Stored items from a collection

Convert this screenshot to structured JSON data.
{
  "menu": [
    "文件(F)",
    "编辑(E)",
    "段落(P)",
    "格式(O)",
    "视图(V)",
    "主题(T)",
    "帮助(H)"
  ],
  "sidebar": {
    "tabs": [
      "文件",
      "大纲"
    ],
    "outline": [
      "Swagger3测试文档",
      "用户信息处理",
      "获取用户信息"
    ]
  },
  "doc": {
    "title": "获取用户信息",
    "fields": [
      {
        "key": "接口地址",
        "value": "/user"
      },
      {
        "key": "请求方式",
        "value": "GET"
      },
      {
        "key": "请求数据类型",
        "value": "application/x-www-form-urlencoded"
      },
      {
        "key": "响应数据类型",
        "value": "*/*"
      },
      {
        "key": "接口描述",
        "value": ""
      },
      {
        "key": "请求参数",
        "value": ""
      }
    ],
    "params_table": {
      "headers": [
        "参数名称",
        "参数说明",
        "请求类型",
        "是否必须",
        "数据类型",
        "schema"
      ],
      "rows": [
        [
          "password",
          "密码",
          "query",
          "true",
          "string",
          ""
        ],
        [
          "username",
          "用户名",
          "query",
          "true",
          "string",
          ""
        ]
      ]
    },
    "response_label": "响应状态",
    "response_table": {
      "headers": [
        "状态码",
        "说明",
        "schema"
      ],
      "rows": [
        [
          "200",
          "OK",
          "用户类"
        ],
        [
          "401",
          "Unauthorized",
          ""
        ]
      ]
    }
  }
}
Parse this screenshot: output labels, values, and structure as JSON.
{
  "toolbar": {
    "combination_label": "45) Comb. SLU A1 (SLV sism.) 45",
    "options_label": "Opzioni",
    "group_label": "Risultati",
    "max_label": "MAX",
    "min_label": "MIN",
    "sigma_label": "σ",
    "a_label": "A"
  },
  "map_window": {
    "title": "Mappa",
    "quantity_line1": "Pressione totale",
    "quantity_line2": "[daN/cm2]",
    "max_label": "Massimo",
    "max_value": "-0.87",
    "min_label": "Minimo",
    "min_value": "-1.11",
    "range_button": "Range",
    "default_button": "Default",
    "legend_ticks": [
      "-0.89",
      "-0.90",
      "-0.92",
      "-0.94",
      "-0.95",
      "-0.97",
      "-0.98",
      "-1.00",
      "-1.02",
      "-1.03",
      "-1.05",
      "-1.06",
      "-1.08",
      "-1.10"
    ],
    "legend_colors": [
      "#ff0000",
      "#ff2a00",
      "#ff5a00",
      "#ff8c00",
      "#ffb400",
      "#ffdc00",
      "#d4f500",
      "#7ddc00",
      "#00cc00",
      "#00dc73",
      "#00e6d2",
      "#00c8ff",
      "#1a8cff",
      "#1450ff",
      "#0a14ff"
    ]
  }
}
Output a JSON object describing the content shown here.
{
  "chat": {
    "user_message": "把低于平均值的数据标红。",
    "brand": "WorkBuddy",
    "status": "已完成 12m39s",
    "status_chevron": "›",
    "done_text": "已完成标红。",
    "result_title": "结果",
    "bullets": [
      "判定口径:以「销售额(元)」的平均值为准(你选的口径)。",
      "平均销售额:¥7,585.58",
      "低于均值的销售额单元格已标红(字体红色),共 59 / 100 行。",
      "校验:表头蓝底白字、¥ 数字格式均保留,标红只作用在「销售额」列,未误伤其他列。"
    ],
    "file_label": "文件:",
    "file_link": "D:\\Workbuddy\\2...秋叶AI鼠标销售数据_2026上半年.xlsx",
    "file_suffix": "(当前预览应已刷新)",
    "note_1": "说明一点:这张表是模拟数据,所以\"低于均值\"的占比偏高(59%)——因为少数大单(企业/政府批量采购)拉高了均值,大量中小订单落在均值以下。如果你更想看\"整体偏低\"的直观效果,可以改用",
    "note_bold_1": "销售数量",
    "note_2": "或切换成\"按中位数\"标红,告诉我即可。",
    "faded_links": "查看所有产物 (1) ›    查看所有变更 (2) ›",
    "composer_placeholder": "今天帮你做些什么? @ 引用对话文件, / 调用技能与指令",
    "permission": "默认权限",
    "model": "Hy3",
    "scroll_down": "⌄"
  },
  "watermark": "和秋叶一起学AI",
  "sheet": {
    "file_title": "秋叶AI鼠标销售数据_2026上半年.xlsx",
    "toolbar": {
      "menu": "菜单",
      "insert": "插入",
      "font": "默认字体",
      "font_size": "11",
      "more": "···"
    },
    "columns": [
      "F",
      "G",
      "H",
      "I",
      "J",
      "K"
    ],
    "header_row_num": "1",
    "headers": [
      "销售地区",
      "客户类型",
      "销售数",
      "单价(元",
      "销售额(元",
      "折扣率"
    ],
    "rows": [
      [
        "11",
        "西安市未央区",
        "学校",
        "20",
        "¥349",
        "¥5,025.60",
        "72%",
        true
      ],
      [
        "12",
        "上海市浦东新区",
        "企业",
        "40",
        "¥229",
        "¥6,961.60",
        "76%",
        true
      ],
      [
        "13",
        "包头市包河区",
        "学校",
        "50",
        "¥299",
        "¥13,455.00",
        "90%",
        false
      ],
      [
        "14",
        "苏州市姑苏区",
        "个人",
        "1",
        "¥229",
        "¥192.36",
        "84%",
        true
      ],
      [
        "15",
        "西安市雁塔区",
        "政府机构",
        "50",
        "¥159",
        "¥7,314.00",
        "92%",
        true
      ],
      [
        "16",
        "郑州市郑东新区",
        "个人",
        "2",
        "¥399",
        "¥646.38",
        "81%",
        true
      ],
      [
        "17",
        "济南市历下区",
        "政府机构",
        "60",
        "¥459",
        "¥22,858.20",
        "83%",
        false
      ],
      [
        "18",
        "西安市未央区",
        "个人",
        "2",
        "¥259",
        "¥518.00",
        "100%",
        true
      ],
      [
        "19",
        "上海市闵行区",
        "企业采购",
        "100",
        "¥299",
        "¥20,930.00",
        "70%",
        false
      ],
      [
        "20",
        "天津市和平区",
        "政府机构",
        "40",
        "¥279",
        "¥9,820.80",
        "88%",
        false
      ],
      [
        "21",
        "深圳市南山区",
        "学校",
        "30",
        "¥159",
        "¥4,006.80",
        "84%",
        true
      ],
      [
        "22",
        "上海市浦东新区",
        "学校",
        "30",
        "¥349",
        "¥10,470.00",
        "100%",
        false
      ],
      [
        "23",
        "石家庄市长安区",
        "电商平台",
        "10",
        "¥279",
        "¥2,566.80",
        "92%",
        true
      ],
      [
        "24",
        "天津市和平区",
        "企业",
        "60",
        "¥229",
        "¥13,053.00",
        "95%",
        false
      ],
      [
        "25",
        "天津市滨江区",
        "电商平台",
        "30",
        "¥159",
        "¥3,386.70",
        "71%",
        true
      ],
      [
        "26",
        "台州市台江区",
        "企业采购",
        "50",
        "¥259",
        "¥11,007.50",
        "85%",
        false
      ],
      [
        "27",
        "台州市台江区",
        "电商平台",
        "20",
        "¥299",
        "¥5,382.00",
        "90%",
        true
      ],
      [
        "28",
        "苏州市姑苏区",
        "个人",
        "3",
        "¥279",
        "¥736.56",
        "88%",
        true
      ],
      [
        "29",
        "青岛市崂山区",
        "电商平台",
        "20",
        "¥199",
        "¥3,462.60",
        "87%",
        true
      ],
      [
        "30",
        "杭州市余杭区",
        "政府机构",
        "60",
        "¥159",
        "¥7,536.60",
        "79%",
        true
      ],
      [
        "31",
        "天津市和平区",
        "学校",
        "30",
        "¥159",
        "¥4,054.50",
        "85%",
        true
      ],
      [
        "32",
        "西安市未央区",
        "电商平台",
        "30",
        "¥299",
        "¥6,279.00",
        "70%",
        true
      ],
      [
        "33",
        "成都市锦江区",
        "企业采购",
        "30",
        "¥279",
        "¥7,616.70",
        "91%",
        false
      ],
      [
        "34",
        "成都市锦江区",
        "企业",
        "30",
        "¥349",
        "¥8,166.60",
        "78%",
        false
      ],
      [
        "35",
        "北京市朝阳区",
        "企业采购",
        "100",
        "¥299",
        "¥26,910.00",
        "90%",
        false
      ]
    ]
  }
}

STATED TASK:
Scan the material line by line and report each one that contains "xlsx".

SOLUTION:
    "file_link": "D:\\Workbuddy\\2...秋叶AI鼠标销售数据_2026上半年.xlsx",
    "file_title": "秋叶AI鼠标销售数据_2026上半年.xlsx",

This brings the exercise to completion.